[Start EXTRACTED ENTRIES]
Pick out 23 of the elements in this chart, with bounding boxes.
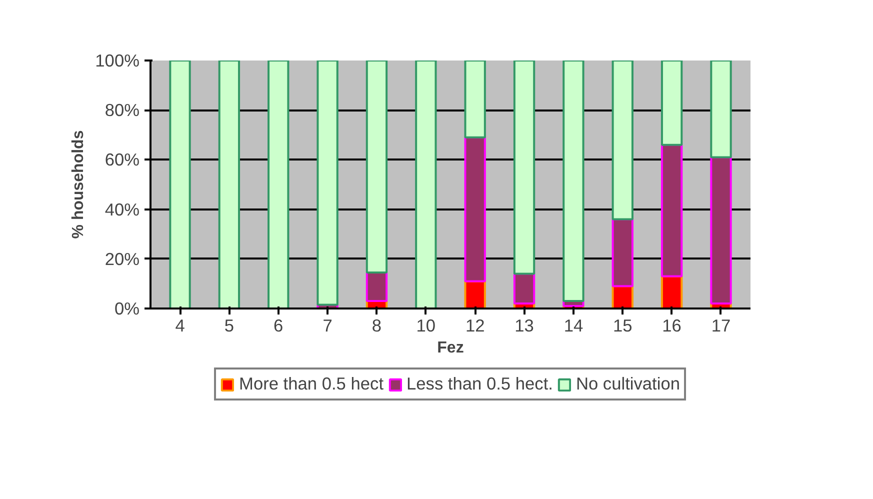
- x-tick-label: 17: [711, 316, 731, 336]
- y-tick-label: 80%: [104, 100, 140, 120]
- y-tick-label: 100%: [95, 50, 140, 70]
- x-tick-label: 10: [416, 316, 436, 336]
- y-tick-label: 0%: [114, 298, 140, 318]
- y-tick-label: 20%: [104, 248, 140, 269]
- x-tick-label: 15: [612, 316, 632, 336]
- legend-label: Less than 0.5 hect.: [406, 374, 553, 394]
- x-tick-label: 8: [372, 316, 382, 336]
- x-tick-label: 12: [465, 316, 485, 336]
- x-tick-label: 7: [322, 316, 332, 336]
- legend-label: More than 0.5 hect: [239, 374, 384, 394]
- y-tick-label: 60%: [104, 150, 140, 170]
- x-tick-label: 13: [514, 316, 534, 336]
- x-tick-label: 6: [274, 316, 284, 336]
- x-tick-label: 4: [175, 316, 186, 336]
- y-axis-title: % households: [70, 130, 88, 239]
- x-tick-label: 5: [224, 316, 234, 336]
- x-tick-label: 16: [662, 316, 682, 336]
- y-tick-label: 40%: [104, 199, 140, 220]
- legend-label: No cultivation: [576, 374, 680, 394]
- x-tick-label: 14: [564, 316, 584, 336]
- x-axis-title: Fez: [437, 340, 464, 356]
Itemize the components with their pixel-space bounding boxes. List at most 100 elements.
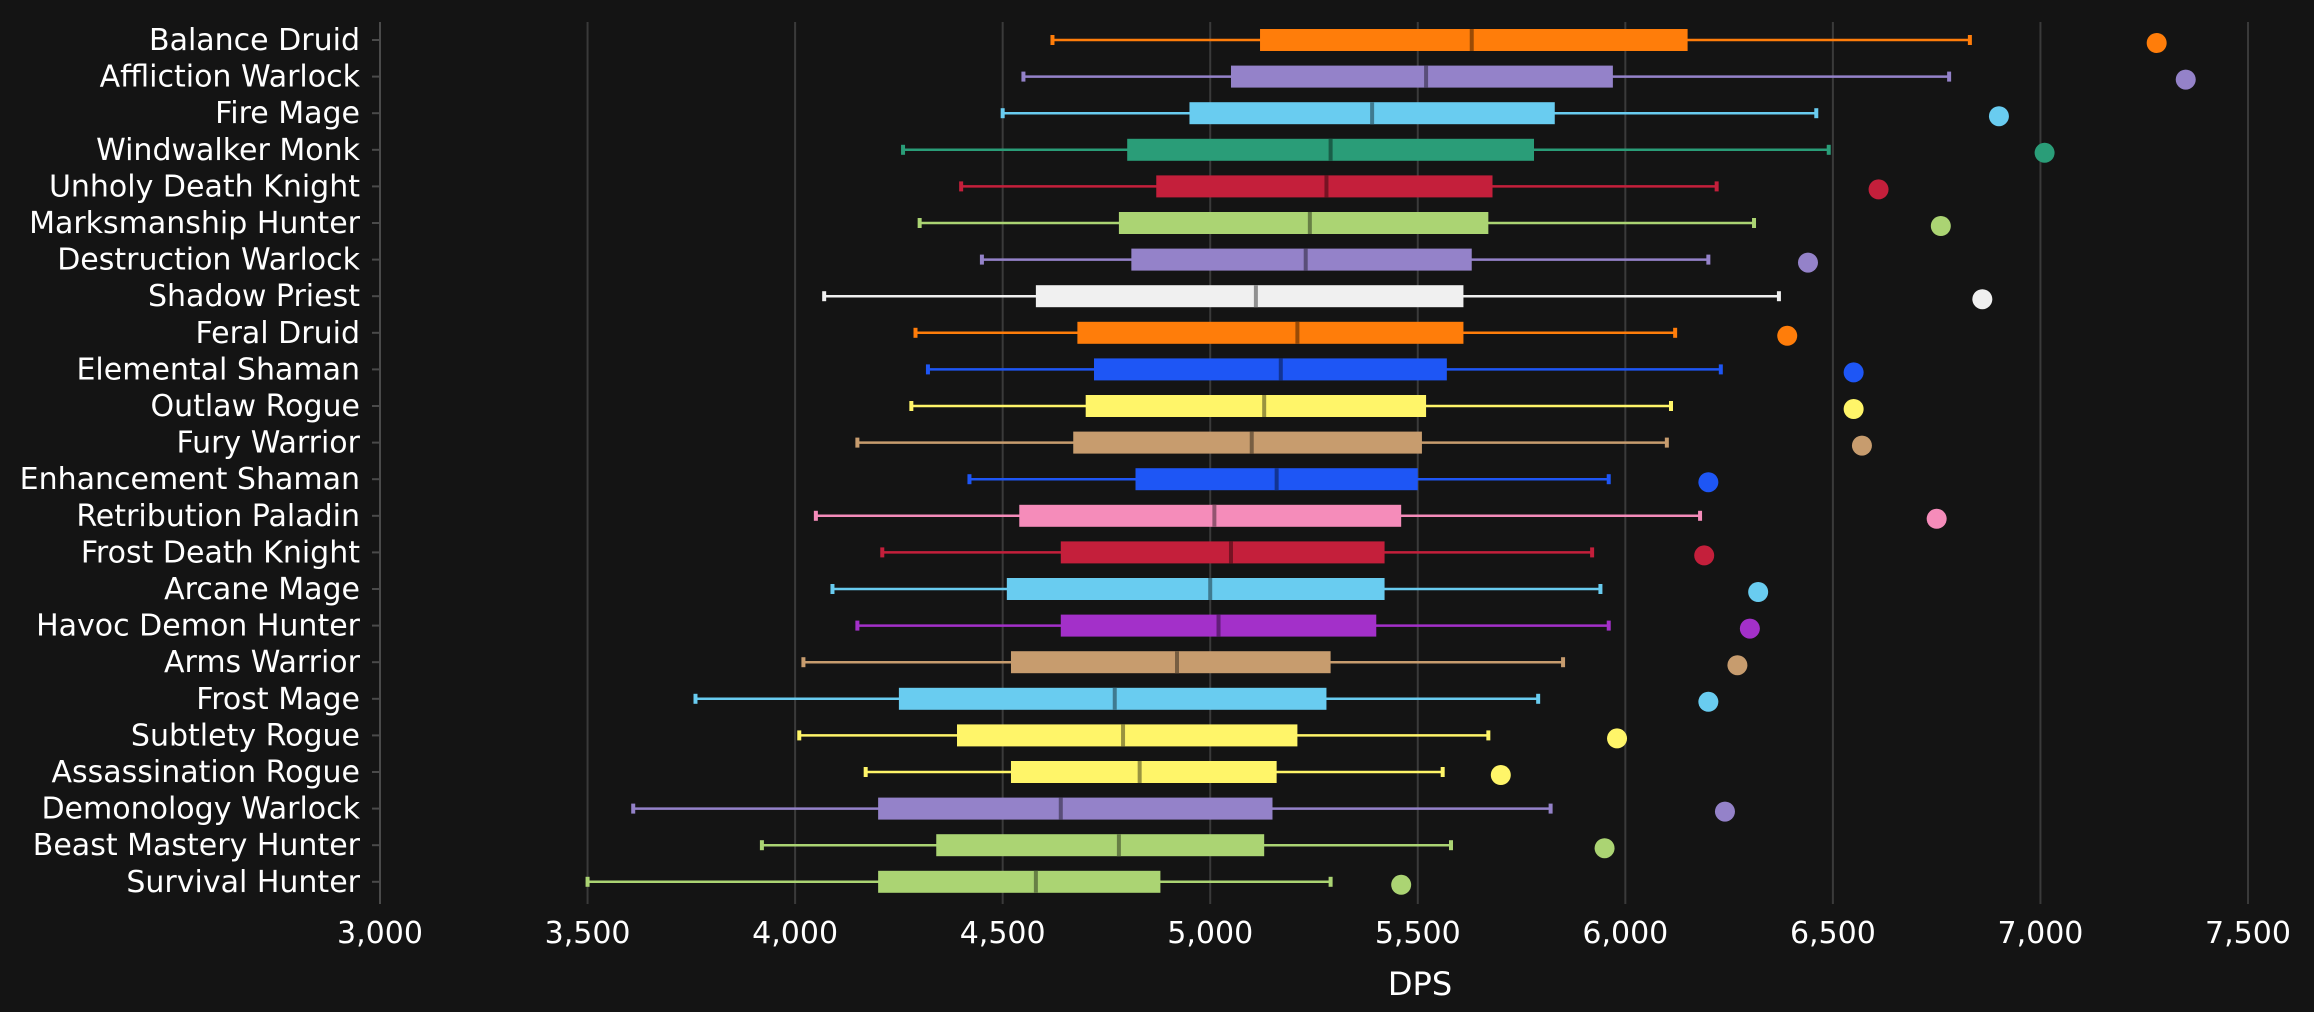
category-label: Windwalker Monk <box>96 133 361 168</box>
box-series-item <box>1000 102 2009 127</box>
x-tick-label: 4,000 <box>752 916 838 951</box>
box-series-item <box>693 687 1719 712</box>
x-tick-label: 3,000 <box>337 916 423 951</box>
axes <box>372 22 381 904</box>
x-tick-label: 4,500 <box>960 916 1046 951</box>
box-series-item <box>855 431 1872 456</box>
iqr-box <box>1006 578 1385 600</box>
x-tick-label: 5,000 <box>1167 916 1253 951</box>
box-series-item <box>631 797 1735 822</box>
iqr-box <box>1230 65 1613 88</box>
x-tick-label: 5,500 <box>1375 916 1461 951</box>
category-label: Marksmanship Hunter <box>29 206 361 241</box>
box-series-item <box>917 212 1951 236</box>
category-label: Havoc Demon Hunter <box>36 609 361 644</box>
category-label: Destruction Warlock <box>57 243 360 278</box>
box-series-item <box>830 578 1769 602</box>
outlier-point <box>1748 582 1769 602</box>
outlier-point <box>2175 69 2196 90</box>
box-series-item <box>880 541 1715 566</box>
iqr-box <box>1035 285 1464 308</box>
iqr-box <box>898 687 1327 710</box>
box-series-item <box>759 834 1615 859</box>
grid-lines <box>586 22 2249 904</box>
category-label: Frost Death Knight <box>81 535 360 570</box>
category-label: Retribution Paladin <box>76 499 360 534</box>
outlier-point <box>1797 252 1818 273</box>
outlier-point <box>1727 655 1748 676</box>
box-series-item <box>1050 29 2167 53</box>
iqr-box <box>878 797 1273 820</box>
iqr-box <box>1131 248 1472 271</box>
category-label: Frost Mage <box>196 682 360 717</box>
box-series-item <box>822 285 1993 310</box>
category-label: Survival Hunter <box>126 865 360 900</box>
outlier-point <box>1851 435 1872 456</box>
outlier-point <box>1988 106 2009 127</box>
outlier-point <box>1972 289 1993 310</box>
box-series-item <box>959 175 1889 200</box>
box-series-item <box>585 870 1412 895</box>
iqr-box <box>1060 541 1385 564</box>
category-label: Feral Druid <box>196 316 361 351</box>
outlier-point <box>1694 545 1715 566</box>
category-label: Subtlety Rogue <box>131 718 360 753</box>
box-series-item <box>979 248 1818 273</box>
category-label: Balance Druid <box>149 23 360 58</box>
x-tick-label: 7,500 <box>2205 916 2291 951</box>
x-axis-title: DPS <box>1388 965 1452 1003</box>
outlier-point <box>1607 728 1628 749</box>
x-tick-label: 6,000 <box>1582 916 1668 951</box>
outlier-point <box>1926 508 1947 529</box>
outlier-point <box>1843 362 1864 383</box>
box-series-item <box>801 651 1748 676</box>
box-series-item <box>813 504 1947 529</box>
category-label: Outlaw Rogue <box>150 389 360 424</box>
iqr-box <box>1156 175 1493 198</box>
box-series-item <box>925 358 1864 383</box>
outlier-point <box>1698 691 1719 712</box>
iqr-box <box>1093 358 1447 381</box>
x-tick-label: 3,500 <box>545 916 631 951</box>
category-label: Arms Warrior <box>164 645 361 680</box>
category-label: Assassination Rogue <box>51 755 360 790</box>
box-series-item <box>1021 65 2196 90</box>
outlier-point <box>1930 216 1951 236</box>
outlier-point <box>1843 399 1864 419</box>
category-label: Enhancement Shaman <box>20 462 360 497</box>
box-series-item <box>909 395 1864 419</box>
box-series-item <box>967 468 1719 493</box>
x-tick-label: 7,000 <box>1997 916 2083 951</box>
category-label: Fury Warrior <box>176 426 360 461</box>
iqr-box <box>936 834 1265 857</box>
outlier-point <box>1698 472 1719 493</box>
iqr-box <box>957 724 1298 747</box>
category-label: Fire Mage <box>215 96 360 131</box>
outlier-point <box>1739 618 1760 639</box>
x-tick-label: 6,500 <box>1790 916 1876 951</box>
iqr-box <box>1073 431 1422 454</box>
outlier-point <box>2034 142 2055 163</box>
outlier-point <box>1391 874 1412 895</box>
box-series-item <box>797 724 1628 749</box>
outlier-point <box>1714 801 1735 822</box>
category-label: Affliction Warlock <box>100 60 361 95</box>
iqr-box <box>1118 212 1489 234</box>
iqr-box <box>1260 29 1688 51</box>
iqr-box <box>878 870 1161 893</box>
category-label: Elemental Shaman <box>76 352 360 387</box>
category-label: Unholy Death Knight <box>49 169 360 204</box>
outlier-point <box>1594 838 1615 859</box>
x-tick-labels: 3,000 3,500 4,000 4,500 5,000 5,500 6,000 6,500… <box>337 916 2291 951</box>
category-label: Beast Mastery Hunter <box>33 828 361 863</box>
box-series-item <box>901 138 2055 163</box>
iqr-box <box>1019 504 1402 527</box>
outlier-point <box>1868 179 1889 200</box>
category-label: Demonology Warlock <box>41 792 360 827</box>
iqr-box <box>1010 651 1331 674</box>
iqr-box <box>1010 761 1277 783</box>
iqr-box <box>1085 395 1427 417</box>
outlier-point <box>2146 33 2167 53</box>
[End EXTRACTED ENTRIES]
• [THE EXERCISE]:
Rewrite all of the material with every "category-label" changed to "category-name" and nothing else altered. Leave the pictures out.

• [ANSWER]:
Pick out 23 of the elements in this chart, with bounding boxes.
- x-tick-label: 17: [711, 316, 731, 336]
- y-tick-label: 80%: [104, 100, 140, 120]
- y-tick-label: 100%: [95, 50, 140, 70]
- x-tick-label: 10: [416, 316, 436, 336]
- y-tick-label: 0%: [114, 298, 140, 318]
- y-tick-label: 20%: [104, 248, 140, 269]
- x-tick-label: 15: [612, 316, 632, 336]
- legend-label: Less than 0.5 hect.: [406, 374, 553, 394]
- x-tick-label: 8: [372, 316, 382, 336]
- x-tick-label: 12: [465, 316, 485, 336]
- x-tick-label: 7: [322, 316, 332, 336]
- legend-label: More than 0.5 hect: [239, 374, 384, 394]
- y-tick-label: 60%: [104, 150, 140, 170]
- x-tick-label: 13: [514, 316, 534, 336]
- x-tick-label: 6: [274, 316, 284, 336]
- x-tick-label: 4: [175, 316, 186, 336]
- y-axis-title: % households: [70, 130, 88, 239]
- x-tick-label: 5: [224, 316, 234, 336]
- x-tick-label: 16: [662, 316, 682, 336]
- y-tick-label: 40%: [104, 199, 140, 220]
- legend-label: No cultivation: [576, 374, 680, 394]
- x-tick-label: 14: [564, 316, 584, 336]
- x-axis-title: Fez: [437, 340, 464, 356]
Itemize the components with their pixel-space bounding boxes. List at most 100 elements.
category-name: Windwalker Monk <box>96 133 361 168</box>
box-series-item <box>1000 102 2009 127</box>
x-tick-label: 4,000 <box>752 916 838 951</box>
box-series-item <box>693 687 1719 712</box>
x-tick-label: 3,000 <box>337 916 423 951</box>
axes <box>372 22 381 904</box>
x-tick-label: 4,500 <box>960 916 1046 951</box>
box-series-item <box>855 431 1872 456</box>
iqr-box <box>1006 578 1385 600</box>
x-tick-label: 5,000 <box>1167 916 1253 951</box>
box-series-item <box>631 797 1735 822</box>
iqr-box <box>1230 65 1613 88</box>
x-tick-label: 5,500 <box>1375 916 1461 951</box>
category-name: Marksmanship Hunter <box>29 206 361 241</box>
box-series-item <box>917 212 1951 236</box>
category-name: Havoc Demon Hunter <box>36 609 361 644</box>
category-name: Destruction Warlock <box>57 243 360 278</box>
box-series-item <box>830 578 1769 602</box>
outlier-point <box>1748 582 1769 602</box>
outlier-point <box>2175 69 2196 90</box>
box-series-item <box>880 541 1715 566</box>
iqr-box <box>1035 285 1464 308</box>
iqr-box <box>898 687 1327 710</box>
box-series-item <box>759 834 1615 859</box>
grid-lines <box>586 22 2249 904</box>
category-name: Frost Death Knight <box>81 535 360 570</box>
category-name: Retribution Paladin <box>76 499 360 534</box>
outlier-point <box>1797 252 1818 273</box>
outlier-point <box>1727 655 1748 676</box>
box-series-item <box>1050 29 2167 53</box>
iqr-box <box>878 797 1273 820</box>
iqr-box <box>1131 248 1472 271</box>
category-name: Frost Mage <box>196 682 360 717</box>
box-series-item <box>822 285 1993 310</box>
category-name: Survival Hunter <box>126 865 360 900</box>
outlier-point <box>1851 435 1872 456</box>
outlier-point <box>1988 106 2009 127</box>
outlier-point <box>1972 289 1993 310</box>
box-series-item <box>959 175 1889 200</box>
box-series-item <box>585 870 1412 895</box>
iqr-box <box>1060 541 1385 564</box>
category-name: Feral Druid <box>196 316 361 351</box>
outlier-point <box>1694 545 1715 566</box>
category-name: Subtlety Rogue <box>131 718 360 753</box>
box-series-item <box>979 248 1818 273</box>
category-name: Balance Druid <box>149 23 360 58</box>
x-tick-label: 7,500 <box>2205 916 2291 951</box>
x-axis-title: DPS <box>1388 965 1452 1003</box>
outlier-point <box>1607 728 1628 749</box>
x-tick-label: 6,000 <box>1582 916 1668 951</box>
outlier-point <box>1926 508 1947 529</box>
outlier-point <box>1843 362 1864 383</box>
box-series-item <box>801 651 1748 676</box>
box-series-item <box>813 504 1947 529</box>
category-name: Outlaw Rogue <box>150 389 360 424</box>
iqr-box <box>1156 175 1493 198</box>
box-series-item <box>925 358 1864 383</box>
outlier-point <box>1698 691 1719 712</box>
iqr-box <box>1093 358 1447 381</box>
x-tick-label: 3,500 <box>545 916 631 951</box>
category-name: Arms Warrior <box>164 645 361 680</box>
category-name: Assassination Rogue <box>51 755 360 790</box>
box-series-item <box>1021 65 2196 90</box>
outlier-point <box>1930 216 1951 236</box>
outlier-point <box>1843 399 1864 419</box>
category-name: Enhancement Shaman <box>20 462 360 497</box>
box-series-item <box>909 395 1864 419</box>
box-series-item <box>967 468 1719 493</box>
x-tick-label: 7,000 <box>1997 916 2083 951</box>
category-name: Fury Warrior <box>176 426 360 461</box>
iqr-box <box>936 834 1265 857</box>
outlier-point <box>1698 472 1719 493</box>
iqr-box <box>957 724 1298 747</box>
category-name: Fire Mage <box>215 96 360 131</box>
outlier-point <box>1739 618 1760 639</box>
x-tick-label: 6,500 <box>1790 916 1876 951</box>
iqr-box <box>1073 431 1422 454</box>
outlier-point <box>2034 142 2055 163</box>
outlier-point <box>1391 874 1412 895</box>
box-series-item <box>797 724 1628 749</box>
outlier-point <box>1714 801 1735 822</box>
category-name: Affliction Warlock <box>100 60 361 95</box>
iqr-box <box>1118 212 1489 234</box>
iqr-box <box>1260 29 1688 51</box>
iqr-box <box>878 870 1161 893</box>
category-name: Elemental Shaman <box>76 352 360 387</box>
category-name: Unholy Death Knight <box>49 169 360 204</box>
outlier-point <box>1594 838 1615 859</box>
x-tick-labels: 3,000 3,500 4,000 4,500 5,000 5,500 6,000 6,500… <box>337 916 2291 951</box>
category-name: Beast Mastery Hunter <box>33 828 361 863</box>
box-series-item <box>901 138 2055 163</box>
iqr-box <box>1019 504 1402 527</box>
outlier-point <box>1868 179 1889 200</box>
category-name: Demonology Warlock <box>41 792 360 827</box>
iqr-box <box>1010 651 1331 674</box>
iqr-box <box>1010 761 1277 783</box>
iqr-box <box>1085 395 1427 417</box>
outlier-point <box>2146 33 2167 53</box>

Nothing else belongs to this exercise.